Work to be completed:
Copy each line in which the string "mirror" occurs.
====== Dataset entries ======
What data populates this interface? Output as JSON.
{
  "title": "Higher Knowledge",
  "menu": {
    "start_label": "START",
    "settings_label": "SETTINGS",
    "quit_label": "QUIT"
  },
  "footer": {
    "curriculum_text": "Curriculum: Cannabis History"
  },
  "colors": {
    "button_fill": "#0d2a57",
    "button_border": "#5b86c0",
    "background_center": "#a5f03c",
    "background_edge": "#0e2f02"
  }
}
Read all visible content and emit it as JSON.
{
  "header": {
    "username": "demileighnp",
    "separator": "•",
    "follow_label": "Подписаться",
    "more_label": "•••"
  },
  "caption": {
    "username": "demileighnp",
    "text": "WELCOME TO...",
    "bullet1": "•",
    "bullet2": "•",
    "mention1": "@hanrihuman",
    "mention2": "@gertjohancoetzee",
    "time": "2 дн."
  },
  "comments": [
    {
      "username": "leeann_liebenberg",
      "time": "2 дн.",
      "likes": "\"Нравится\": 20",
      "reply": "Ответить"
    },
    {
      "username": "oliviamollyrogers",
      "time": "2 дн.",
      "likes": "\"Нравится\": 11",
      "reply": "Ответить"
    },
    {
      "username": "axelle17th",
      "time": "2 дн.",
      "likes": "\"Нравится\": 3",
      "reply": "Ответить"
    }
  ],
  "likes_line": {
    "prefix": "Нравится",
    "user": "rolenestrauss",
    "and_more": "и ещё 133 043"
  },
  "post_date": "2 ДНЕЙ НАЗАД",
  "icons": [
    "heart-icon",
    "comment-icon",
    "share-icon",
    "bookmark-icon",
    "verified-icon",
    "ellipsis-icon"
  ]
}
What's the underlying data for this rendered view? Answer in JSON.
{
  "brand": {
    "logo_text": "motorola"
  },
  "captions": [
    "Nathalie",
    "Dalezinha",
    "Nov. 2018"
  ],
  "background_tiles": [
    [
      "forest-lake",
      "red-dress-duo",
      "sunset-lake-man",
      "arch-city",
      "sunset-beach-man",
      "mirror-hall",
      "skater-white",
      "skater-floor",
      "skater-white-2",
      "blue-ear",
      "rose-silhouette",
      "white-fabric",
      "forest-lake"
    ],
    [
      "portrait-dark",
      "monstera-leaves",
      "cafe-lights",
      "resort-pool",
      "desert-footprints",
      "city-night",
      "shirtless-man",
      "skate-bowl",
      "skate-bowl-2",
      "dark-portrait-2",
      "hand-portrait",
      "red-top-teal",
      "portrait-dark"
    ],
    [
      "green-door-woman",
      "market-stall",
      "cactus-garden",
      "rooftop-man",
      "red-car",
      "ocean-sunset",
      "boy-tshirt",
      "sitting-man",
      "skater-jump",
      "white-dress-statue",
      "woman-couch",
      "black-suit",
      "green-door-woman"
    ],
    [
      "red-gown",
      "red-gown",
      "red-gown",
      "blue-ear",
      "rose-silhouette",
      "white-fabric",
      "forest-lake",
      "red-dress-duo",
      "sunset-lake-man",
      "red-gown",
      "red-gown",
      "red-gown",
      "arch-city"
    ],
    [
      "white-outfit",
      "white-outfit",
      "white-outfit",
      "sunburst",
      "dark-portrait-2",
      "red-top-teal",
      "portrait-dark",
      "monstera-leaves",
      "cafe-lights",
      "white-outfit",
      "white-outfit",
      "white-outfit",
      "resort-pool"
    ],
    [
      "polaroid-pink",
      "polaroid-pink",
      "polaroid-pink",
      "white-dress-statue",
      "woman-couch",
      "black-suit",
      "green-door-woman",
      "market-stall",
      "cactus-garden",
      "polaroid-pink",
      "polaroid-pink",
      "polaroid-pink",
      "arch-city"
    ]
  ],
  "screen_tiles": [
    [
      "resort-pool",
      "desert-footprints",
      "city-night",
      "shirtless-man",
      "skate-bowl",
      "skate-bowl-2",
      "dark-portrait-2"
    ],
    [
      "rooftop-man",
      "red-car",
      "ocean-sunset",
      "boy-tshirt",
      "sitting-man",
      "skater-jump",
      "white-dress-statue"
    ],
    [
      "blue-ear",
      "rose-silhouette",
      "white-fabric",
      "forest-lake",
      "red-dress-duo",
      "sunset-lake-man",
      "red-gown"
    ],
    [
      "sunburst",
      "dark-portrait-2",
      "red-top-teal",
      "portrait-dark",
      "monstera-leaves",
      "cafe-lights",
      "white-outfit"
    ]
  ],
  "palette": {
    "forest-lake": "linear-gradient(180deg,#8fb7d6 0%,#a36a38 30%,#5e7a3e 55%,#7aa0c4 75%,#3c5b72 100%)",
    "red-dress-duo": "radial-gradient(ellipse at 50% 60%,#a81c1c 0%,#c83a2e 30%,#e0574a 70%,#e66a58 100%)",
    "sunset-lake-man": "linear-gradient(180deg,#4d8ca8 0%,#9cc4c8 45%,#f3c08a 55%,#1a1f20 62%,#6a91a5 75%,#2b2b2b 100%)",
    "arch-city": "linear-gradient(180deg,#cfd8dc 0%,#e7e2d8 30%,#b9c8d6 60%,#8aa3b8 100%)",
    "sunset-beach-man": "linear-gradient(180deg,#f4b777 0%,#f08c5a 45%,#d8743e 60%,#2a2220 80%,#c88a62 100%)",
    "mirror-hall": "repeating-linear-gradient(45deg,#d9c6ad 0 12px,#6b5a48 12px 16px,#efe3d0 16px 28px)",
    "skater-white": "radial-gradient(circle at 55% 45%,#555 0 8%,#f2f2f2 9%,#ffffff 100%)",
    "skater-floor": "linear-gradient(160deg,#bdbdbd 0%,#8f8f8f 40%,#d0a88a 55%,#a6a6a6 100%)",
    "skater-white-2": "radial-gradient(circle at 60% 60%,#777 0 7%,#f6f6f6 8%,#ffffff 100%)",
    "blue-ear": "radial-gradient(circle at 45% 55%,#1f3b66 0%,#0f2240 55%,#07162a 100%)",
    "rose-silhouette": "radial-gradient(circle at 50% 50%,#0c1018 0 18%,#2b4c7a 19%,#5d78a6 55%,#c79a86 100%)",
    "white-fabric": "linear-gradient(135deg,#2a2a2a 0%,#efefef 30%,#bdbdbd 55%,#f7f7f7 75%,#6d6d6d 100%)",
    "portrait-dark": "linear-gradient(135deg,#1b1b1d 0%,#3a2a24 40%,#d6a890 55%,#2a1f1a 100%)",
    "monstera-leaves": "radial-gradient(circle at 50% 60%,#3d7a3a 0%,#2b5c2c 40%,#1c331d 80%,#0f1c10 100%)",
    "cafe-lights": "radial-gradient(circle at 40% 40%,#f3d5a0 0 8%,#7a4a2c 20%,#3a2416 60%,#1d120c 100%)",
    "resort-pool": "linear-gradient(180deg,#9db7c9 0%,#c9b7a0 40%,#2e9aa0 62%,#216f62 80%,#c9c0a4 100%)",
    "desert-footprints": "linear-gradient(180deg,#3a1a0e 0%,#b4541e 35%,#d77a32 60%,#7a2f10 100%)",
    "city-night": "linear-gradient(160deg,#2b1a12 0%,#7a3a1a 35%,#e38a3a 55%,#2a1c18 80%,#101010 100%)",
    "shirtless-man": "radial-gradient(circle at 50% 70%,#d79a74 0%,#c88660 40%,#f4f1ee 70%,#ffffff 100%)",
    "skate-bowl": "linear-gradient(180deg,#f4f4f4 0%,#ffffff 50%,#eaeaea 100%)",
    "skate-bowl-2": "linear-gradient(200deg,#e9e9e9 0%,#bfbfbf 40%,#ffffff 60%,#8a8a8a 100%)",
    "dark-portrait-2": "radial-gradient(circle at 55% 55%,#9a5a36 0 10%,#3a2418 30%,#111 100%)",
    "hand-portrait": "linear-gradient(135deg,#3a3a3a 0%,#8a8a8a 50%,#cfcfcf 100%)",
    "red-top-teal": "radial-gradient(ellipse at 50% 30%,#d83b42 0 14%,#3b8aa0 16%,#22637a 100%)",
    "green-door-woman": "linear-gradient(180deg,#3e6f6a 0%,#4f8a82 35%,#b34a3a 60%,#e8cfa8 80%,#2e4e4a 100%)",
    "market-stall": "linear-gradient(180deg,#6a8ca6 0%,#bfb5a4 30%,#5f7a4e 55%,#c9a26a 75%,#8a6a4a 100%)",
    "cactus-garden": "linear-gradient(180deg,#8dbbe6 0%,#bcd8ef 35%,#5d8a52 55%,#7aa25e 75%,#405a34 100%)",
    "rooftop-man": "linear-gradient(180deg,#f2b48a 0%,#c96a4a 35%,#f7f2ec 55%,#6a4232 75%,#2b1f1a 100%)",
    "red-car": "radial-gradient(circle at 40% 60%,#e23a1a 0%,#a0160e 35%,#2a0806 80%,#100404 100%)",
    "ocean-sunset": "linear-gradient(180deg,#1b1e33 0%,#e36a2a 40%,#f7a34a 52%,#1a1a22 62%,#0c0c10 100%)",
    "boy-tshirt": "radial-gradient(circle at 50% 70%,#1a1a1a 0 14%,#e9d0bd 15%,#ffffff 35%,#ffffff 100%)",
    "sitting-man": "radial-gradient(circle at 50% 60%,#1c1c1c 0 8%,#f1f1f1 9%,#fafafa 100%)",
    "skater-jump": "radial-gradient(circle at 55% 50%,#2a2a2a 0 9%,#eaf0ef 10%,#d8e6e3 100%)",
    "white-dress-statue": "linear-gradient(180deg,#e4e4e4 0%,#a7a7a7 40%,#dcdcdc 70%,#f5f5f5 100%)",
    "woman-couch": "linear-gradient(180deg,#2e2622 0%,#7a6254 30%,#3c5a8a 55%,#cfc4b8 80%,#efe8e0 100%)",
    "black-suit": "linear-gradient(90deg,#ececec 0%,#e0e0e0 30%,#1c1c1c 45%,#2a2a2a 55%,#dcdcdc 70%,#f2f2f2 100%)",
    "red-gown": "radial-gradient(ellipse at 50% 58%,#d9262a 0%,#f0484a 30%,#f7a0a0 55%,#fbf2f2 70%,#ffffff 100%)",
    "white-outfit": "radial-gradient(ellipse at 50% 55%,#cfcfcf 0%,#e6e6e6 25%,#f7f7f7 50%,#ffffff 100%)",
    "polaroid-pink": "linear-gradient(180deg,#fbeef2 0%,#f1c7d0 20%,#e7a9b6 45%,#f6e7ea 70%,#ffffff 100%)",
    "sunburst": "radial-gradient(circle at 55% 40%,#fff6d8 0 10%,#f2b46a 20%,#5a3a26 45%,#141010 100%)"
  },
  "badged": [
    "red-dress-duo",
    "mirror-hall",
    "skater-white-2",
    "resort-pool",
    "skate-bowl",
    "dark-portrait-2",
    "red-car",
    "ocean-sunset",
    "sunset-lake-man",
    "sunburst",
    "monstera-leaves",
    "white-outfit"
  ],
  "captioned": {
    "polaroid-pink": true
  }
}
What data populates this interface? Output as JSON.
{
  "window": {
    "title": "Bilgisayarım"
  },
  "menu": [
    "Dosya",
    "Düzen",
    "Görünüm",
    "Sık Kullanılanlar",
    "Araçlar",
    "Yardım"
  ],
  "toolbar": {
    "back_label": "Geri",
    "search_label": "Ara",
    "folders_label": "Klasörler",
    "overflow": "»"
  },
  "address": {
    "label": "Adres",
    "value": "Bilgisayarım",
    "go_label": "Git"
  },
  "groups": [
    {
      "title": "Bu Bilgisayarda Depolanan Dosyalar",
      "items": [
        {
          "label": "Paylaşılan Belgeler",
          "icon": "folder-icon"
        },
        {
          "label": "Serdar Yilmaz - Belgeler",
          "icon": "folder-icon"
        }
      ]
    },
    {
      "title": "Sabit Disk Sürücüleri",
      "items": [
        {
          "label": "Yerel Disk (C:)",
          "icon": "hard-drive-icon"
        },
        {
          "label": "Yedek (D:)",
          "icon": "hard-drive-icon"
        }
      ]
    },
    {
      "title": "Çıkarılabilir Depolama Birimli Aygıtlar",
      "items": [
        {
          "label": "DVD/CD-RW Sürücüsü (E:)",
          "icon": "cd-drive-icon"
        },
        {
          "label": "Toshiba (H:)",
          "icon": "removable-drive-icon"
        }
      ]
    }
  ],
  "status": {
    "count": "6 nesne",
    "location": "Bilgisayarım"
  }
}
======
Result for this exercise:
      "mirror-hall",
    "mirror-hall": "repeating-linear-gradient(45deg,#d9c6ad 0 12px,#6b5a48 12px 16px,#efe3d0 16px 28px)",
    "mirror-hall",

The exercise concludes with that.